* PROBLEM DESCRIPTION: Exactly transcribe the span of lines from the one containing "What's the underlying" through the final line of the entries, inclusive, and nothing outside it. Exclude the pictures.

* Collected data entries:

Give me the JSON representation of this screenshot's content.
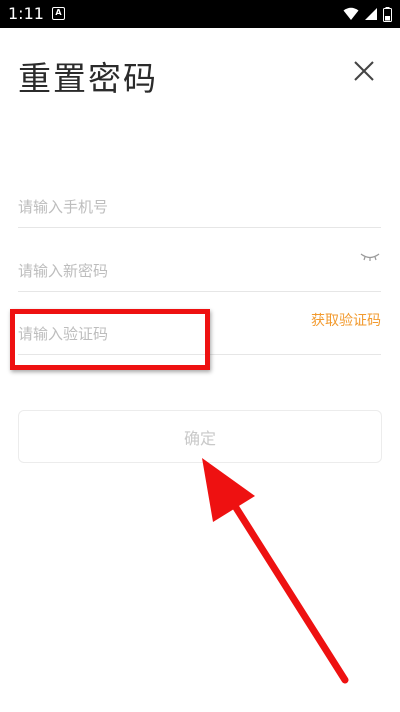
{
  "status_bar": {
    "time": "1:11",
    "notification_glyph": "A",
    "icons": [
      "wifi-icon",
      "signal-icon",
      "battery-icon"
    ]
  },
  "page": {
    "title": "重置密码",
    "close_icon": "close-icon"
  },
  "form": {
    "phone": {
      "value": "",
      "placeholder": "请输入手机号"
    },
    "password": {
      "value": "",
      "placeholder": "请输入新密码",
      "toggle_icon": "eye-closed-icon"
    },
    "code": {
      "value": "",
      "placeholder": "请输入验证码",
      "get_code_label": "获取验证码"
    },
    "confirm_label": "确定"
  },
  "colors": {
    "accent": "#f29a2e",
    "annotation_red": "#ee1111",
    "disabled_text": "#c9c9c9"
  }
}
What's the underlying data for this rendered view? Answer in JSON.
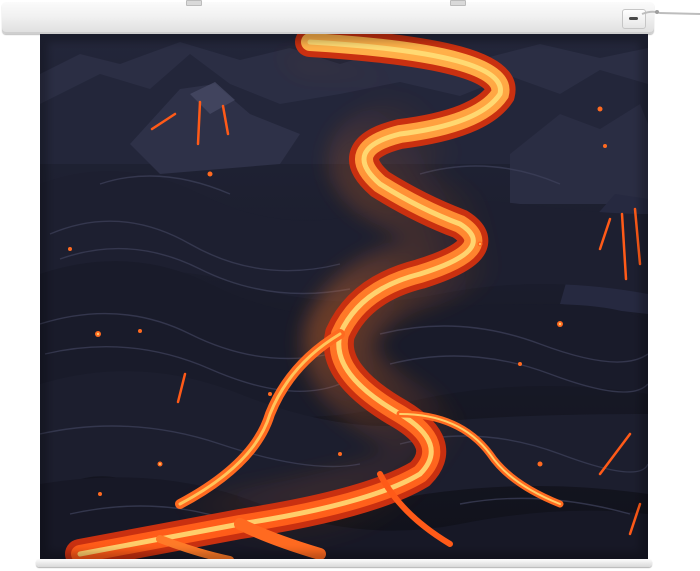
{
  "image": {
    "subject": "projector-screen-with-lava-landscape",
    "colors": {
      "housing": "#efefef",
      "bottom_bar": "#ececec",
      "rock_dark": "#141622",
      "rock_mid": "#2a2c3f",
      "rock_light": "#4a4d68",
      "lava_hot": "#ffe27a",
      "lava_mid": "#ff7a28",
      "lava_deep": "#c93010"
    }
  }
}
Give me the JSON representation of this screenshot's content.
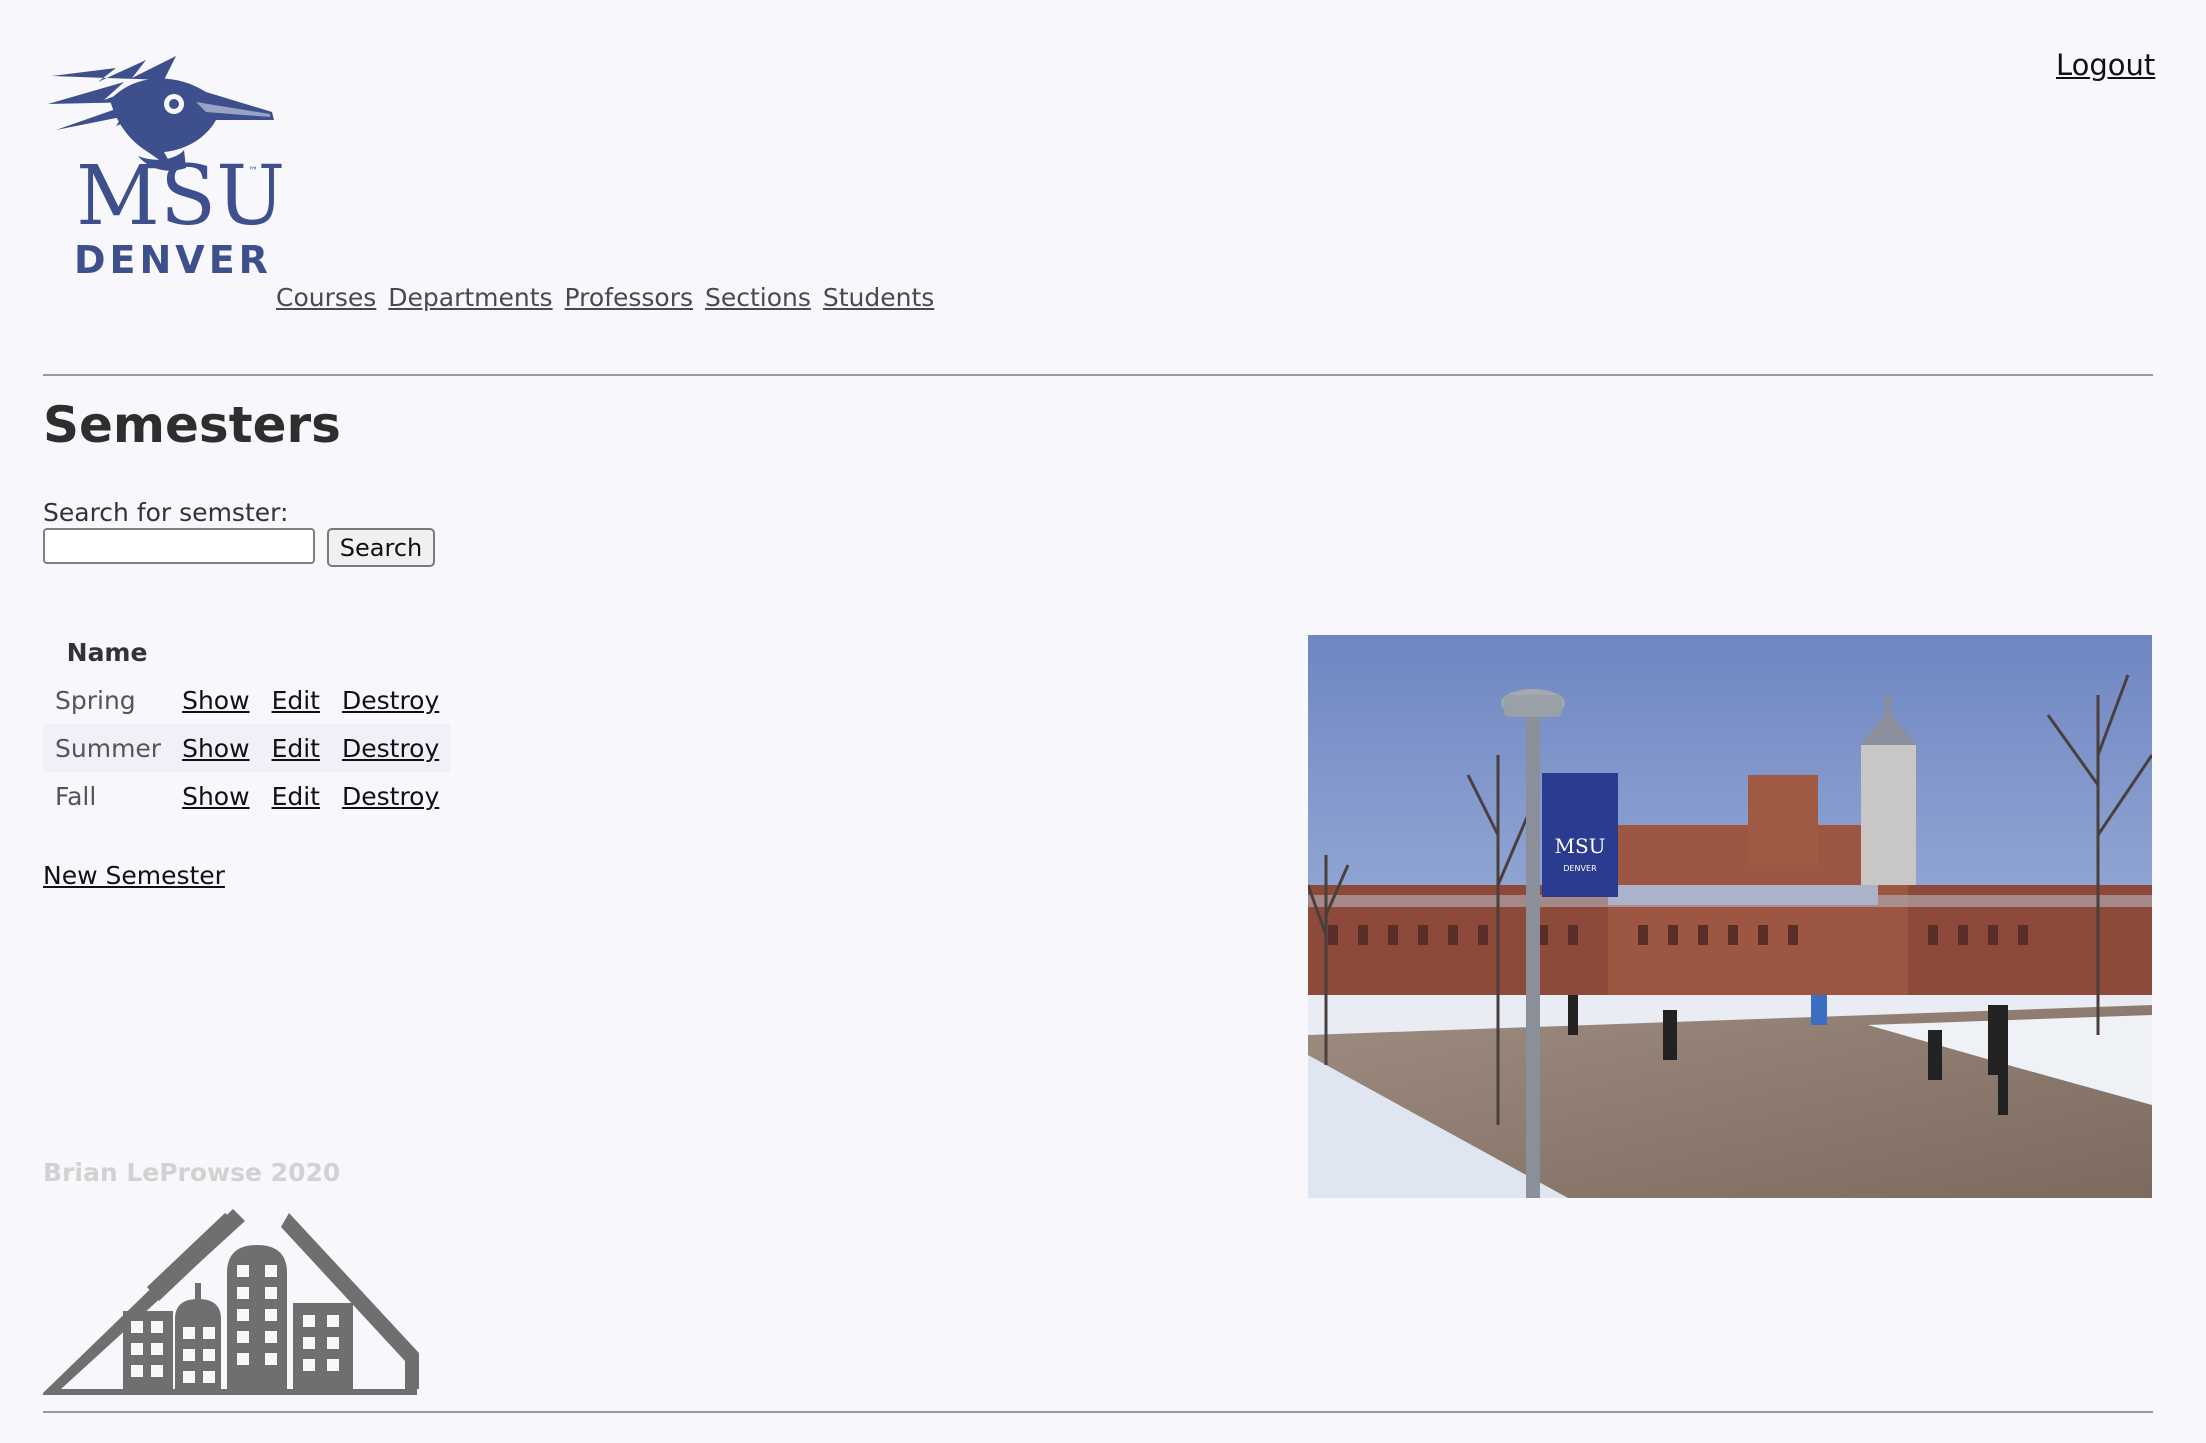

* REPLY TO THE TASK:
What's the underlying data for this rendered view? Answer in JSON.
{
  "image": {
    "subject": "projector-screen-with-lava-landscape",
    "colors": {
      "housing": "#efefef",
      "bottom_bar": "#ececec",
      "rock_dark": "#141622",
      "rock_mid": "#2a2c3f",
      "rock_light": "#4a4d68",
      "lava_hot": "#ffe27a",
      "lava_mid": "#ff7a28",
      "lava_deep": "#c93010"
    }
  }
}
Give me the JSON representation of this screenshot's content.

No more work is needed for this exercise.